▶ **Work to do**
Extract all lines that hold "against" from the records below.

▶ **Material for this exercise**
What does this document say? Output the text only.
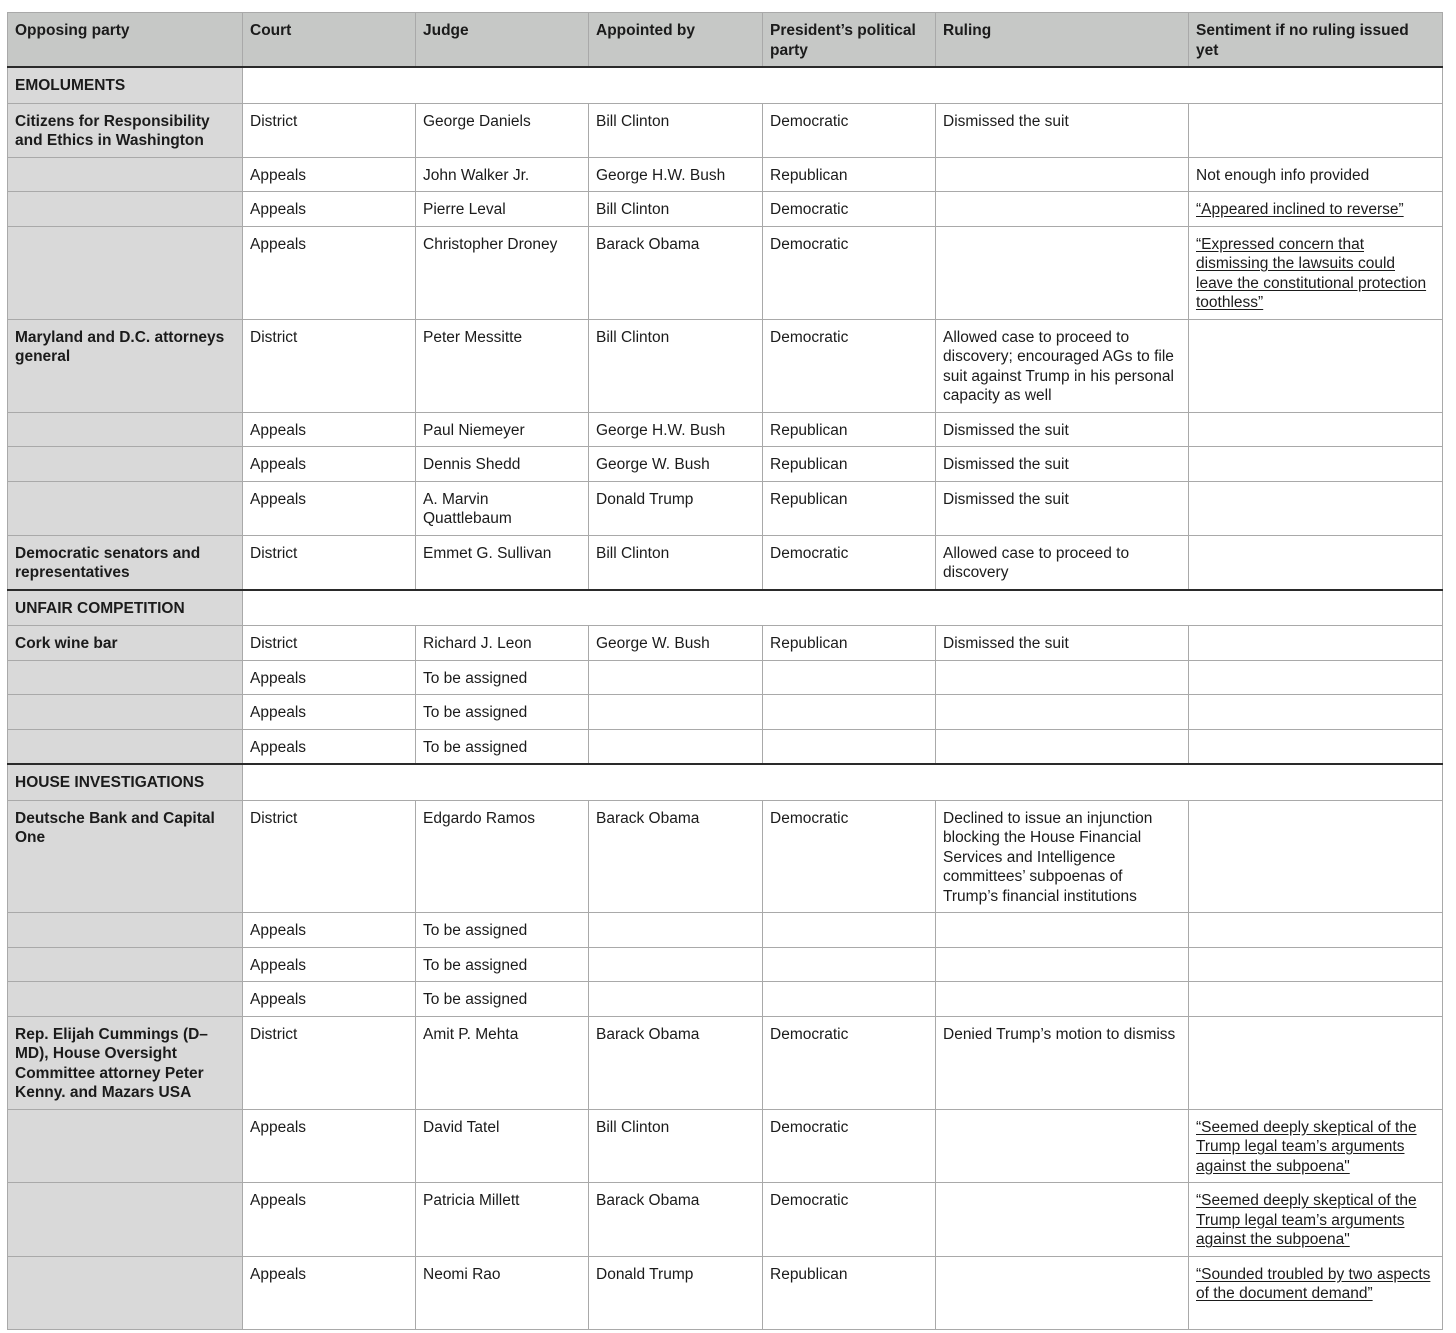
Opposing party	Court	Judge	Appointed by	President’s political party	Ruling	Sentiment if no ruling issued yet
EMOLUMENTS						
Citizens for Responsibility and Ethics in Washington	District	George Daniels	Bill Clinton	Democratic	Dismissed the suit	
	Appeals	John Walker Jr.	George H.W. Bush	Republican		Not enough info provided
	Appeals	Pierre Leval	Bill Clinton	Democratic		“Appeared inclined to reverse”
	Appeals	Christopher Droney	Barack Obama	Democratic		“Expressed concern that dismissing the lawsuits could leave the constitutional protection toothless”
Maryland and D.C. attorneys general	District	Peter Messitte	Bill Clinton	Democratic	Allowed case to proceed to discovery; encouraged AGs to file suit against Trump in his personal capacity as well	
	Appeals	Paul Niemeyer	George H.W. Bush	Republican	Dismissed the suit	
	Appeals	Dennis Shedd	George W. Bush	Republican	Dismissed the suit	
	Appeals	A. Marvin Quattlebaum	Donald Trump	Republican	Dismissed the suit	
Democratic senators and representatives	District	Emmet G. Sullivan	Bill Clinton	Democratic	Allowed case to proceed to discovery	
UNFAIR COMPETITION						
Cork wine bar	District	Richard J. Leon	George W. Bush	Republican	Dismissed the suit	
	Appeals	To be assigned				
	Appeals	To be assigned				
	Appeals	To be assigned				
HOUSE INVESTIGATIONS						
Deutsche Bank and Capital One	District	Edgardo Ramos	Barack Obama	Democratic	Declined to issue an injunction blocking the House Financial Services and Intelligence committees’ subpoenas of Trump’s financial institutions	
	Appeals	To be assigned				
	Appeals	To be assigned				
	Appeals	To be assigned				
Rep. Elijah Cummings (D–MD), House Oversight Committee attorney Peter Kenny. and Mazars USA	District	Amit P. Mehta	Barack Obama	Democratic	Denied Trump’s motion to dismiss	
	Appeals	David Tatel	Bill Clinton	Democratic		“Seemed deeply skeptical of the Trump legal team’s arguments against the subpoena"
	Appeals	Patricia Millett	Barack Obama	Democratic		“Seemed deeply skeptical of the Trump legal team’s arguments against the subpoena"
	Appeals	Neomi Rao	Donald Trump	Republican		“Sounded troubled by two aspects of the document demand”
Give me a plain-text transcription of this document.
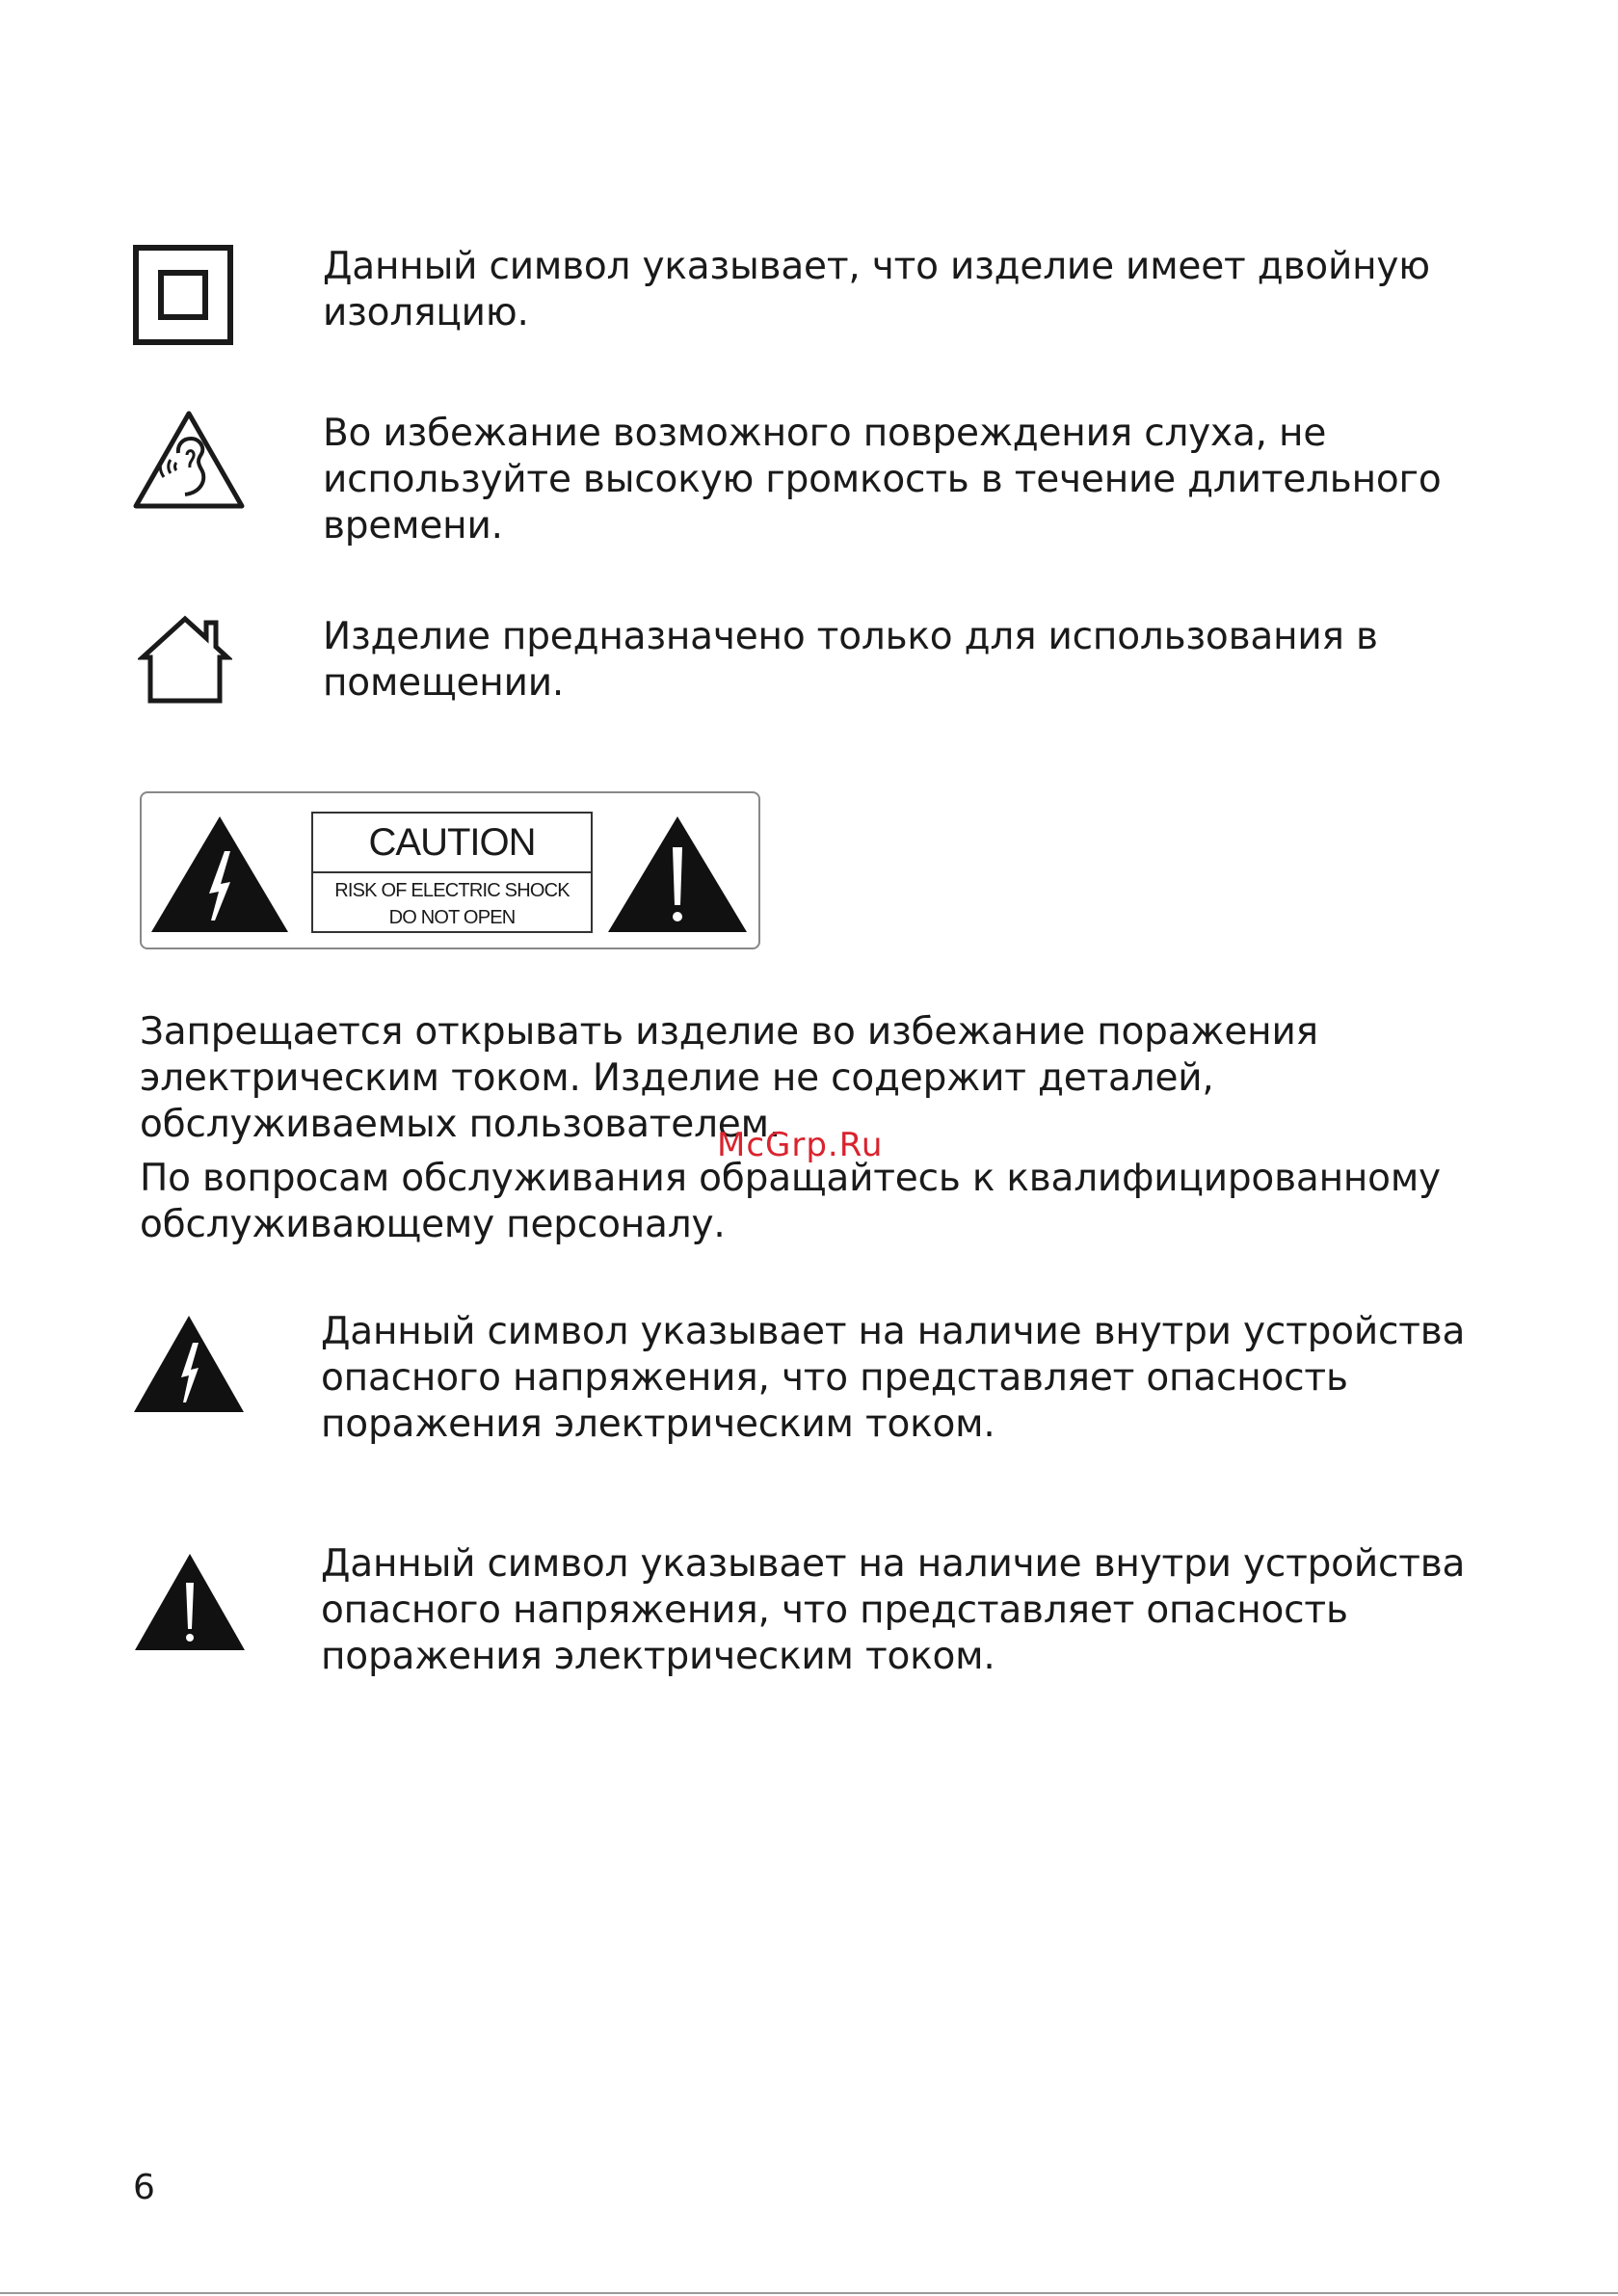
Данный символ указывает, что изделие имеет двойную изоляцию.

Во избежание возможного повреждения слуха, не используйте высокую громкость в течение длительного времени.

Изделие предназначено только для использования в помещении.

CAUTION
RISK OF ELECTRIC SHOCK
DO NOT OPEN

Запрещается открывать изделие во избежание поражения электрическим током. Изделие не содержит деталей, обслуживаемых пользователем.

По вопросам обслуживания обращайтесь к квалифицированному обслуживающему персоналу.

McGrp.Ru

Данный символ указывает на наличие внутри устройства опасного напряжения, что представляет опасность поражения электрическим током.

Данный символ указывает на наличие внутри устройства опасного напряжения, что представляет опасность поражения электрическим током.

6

▶ **Complete response**
Maryland and D.C. attorneys general	District	Peter Messitte	Bill Clinton	Democratic	Allowed case to proceed to discovery; encouraged AGs to file suit against Trump in his personal capacity as well	
	Appeals	David Tatel	Bill Clinton	Democratic		“Seemed deeply skeptical of the Trump legal team’s arguments against the subpoena"
	Appeals	Patricia Millett	Barack Obama	Democratic		“Seemed deeply skeptical of the Trump legal team’s arguments against the subpoena"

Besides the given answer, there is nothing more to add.